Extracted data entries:

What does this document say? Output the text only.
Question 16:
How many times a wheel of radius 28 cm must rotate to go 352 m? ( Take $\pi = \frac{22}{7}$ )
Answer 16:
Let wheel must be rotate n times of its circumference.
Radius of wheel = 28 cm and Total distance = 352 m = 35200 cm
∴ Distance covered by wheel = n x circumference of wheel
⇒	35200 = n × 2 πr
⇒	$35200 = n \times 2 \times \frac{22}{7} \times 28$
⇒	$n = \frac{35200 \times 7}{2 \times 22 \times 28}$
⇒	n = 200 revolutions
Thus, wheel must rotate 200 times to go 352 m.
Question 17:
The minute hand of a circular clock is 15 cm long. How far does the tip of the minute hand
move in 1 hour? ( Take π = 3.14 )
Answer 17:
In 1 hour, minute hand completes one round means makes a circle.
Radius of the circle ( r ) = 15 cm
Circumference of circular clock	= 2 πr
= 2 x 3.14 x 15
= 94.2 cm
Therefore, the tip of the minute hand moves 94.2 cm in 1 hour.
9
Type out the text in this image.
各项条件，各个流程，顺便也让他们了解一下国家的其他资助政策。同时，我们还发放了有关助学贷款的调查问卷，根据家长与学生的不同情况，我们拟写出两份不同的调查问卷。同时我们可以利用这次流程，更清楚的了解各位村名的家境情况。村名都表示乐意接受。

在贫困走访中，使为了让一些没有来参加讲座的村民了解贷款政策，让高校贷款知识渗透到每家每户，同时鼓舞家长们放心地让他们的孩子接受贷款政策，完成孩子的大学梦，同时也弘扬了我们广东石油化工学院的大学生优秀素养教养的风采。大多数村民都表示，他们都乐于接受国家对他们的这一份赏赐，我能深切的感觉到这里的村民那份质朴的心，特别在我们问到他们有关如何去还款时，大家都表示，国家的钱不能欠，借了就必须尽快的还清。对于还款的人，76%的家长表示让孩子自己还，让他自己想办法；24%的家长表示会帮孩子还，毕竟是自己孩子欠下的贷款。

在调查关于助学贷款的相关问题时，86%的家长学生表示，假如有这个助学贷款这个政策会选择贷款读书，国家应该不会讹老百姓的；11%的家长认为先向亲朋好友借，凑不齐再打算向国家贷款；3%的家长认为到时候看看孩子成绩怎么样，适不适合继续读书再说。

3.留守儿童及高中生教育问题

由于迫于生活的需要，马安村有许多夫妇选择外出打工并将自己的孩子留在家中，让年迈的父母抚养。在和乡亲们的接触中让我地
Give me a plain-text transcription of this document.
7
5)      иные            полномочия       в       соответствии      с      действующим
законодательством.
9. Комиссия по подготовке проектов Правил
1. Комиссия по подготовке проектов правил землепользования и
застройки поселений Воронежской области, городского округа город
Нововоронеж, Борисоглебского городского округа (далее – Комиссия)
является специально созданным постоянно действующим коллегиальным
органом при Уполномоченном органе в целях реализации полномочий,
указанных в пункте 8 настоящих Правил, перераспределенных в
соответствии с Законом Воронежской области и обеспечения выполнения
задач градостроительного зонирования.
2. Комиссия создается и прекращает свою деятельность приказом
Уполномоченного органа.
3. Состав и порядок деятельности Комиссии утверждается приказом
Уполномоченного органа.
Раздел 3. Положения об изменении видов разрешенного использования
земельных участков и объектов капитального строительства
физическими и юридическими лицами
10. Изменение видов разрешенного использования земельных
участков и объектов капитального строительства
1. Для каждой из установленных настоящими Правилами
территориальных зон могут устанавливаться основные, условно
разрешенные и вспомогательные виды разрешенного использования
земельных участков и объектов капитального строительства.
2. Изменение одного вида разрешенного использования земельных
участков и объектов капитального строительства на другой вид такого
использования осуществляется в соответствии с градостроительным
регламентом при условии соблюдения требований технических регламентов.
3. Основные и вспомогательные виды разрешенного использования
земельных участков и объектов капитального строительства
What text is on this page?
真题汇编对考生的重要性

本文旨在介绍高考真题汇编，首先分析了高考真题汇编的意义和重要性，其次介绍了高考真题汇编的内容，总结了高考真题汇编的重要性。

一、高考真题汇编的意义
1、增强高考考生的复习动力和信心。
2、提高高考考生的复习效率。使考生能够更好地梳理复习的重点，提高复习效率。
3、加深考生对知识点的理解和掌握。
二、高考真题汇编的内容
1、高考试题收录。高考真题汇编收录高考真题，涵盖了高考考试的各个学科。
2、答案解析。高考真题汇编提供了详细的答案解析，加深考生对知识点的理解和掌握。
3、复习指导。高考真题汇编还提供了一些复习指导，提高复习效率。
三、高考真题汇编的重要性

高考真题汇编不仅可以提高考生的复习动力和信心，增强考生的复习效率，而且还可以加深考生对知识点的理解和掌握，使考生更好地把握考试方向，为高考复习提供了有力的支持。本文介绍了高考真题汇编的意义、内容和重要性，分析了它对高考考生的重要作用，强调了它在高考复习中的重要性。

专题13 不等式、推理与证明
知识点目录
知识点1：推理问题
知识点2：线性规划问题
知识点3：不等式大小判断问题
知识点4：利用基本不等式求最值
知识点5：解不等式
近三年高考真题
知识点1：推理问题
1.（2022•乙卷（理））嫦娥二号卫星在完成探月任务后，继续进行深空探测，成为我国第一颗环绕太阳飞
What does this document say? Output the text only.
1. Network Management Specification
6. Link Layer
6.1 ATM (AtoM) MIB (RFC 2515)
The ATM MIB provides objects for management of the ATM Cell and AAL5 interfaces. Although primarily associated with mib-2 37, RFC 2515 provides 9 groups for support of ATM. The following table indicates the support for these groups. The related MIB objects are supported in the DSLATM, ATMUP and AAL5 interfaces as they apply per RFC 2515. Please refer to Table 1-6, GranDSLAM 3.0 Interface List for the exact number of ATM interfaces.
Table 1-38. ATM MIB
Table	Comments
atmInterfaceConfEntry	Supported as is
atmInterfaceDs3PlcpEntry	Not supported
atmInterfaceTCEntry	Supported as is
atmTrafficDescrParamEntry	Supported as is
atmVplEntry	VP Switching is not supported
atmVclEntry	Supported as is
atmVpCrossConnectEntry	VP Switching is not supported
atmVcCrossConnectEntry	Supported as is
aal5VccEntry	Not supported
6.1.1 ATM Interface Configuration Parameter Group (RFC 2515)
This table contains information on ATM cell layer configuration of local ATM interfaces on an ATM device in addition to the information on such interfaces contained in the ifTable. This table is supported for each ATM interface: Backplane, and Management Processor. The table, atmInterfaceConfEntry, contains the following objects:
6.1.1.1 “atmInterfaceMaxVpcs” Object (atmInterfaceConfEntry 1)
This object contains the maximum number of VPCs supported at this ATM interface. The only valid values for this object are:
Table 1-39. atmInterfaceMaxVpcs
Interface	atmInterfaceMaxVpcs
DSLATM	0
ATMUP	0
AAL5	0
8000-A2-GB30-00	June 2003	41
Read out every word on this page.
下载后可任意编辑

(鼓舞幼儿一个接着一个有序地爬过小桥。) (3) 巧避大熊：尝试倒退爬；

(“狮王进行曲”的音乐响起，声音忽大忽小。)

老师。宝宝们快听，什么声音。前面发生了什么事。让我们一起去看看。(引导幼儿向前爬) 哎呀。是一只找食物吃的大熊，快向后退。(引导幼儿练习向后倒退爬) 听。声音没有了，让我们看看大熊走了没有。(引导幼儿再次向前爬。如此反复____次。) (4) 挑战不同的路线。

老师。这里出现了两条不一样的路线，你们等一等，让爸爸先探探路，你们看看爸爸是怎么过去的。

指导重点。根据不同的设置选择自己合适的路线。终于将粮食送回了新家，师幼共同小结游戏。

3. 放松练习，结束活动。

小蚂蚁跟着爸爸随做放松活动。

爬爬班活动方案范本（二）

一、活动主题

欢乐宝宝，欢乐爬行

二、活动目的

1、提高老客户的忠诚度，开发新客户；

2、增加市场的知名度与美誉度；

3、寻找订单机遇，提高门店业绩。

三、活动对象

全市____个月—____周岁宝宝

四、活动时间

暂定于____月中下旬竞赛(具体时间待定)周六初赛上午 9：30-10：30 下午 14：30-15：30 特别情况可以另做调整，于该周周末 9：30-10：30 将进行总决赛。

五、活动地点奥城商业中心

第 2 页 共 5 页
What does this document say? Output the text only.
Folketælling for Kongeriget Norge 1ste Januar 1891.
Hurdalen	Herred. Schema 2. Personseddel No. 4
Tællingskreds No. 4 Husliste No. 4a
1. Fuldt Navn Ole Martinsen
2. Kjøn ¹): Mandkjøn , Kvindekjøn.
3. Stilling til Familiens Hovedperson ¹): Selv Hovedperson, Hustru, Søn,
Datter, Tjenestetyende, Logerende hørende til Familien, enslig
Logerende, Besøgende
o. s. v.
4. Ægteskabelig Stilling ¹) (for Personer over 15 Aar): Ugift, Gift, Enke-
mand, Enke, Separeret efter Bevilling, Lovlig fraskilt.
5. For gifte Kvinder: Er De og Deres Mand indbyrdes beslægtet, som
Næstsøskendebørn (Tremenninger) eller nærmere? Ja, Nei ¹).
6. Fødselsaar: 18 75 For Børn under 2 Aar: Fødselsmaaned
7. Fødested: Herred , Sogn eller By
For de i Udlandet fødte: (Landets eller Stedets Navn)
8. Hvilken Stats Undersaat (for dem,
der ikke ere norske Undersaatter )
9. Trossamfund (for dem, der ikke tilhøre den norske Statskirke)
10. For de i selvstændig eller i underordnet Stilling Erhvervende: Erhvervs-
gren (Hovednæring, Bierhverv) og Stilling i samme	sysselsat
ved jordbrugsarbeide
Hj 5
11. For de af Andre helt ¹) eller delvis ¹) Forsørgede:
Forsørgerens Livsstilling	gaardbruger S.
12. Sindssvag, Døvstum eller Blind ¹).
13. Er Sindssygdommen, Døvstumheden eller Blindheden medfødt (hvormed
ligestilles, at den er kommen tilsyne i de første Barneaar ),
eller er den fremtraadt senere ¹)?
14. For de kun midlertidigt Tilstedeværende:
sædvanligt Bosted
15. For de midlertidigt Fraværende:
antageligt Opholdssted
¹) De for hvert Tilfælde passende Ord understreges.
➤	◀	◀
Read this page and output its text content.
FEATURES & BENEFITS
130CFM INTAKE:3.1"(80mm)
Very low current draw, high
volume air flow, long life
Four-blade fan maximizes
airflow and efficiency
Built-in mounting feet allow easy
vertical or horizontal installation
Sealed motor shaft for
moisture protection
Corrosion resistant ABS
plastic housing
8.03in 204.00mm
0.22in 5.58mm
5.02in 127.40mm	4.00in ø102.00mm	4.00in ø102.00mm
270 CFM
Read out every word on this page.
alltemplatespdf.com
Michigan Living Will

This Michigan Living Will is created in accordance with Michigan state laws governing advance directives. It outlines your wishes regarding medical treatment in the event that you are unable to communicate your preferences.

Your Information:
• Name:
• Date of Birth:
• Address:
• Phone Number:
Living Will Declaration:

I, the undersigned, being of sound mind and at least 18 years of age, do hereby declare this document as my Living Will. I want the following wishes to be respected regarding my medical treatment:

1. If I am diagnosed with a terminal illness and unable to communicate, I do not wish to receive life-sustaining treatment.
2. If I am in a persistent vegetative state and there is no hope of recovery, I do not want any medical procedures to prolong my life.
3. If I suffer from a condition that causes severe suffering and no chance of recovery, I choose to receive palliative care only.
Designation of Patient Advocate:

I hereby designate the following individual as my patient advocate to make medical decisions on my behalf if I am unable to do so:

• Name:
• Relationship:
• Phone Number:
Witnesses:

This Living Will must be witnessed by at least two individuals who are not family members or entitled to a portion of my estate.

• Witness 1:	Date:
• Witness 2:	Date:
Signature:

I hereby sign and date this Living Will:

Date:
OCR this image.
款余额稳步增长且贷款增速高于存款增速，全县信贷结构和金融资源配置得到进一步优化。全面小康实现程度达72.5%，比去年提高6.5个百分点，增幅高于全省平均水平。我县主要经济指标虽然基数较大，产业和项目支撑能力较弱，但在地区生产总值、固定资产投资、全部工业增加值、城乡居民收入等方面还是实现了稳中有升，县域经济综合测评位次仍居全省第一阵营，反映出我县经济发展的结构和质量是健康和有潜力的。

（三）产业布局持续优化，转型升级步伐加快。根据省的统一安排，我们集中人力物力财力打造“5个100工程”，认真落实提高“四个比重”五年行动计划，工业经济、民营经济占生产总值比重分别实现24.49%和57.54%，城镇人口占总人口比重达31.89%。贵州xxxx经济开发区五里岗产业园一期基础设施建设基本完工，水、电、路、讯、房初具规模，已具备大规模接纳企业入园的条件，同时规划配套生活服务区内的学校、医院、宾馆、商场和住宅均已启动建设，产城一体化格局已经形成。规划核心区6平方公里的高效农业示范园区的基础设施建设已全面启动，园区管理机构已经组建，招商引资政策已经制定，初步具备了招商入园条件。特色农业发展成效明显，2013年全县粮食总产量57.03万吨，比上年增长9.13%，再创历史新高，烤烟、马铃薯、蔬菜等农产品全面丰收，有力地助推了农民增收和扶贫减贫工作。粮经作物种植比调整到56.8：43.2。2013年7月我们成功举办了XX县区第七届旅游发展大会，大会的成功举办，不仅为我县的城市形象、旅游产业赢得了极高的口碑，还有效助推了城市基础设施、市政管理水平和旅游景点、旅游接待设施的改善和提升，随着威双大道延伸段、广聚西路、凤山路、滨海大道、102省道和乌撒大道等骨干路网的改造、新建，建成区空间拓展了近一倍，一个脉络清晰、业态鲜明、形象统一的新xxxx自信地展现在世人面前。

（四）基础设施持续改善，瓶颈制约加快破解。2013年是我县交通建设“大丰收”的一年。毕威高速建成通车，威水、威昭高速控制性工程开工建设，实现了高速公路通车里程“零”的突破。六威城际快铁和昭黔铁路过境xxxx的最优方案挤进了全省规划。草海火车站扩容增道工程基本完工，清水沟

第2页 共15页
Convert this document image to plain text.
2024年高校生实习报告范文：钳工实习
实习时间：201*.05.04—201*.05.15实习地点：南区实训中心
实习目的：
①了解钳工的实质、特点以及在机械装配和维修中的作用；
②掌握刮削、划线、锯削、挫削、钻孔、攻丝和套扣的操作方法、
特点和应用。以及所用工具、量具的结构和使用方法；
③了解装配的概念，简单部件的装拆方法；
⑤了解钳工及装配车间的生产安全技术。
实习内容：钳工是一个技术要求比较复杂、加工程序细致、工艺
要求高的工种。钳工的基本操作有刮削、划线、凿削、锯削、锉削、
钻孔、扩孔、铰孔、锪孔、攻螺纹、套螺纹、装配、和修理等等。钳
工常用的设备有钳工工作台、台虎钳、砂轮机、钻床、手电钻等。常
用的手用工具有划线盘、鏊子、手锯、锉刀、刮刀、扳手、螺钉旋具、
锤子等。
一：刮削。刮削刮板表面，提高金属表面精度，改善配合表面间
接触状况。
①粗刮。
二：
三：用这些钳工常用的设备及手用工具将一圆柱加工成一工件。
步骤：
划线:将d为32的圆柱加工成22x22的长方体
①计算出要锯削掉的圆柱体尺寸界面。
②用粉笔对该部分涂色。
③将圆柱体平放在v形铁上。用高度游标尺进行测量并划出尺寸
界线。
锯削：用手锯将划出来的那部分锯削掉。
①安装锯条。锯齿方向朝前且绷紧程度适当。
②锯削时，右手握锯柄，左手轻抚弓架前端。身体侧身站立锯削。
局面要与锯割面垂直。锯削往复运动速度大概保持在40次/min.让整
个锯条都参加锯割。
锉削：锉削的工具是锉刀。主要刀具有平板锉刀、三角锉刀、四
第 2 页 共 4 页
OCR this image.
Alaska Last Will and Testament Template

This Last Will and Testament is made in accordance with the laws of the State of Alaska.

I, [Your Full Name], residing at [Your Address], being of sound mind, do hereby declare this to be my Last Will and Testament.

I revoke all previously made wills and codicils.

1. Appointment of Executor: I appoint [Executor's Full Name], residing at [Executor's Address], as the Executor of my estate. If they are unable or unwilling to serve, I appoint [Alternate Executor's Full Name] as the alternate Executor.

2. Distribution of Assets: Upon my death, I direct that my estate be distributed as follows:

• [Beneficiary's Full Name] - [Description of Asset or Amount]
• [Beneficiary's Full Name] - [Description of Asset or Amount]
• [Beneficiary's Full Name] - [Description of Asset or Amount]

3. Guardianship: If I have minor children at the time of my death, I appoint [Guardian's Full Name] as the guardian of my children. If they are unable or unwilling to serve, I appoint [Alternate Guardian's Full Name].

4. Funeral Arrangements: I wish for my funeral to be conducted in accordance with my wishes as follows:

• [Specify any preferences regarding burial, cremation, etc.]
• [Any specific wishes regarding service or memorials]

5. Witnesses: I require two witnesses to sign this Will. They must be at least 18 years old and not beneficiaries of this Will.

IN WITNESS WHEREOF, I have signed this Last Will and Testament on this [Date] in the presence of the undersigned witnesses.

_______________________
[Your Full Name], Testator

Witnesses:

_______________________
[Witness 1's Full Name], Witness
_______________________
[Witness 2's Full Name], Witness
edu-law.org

Request → Gather from the records above every line containing the string "rotate".

The result →
How many times a wheel of radius 28 cm must rotate to go 352 m? ( Take $\pi = \frac{22}{7}$ )
Let wheel must be rotate n times of its circumference.
Thus, wheel must rotate 200 times to go 352 m.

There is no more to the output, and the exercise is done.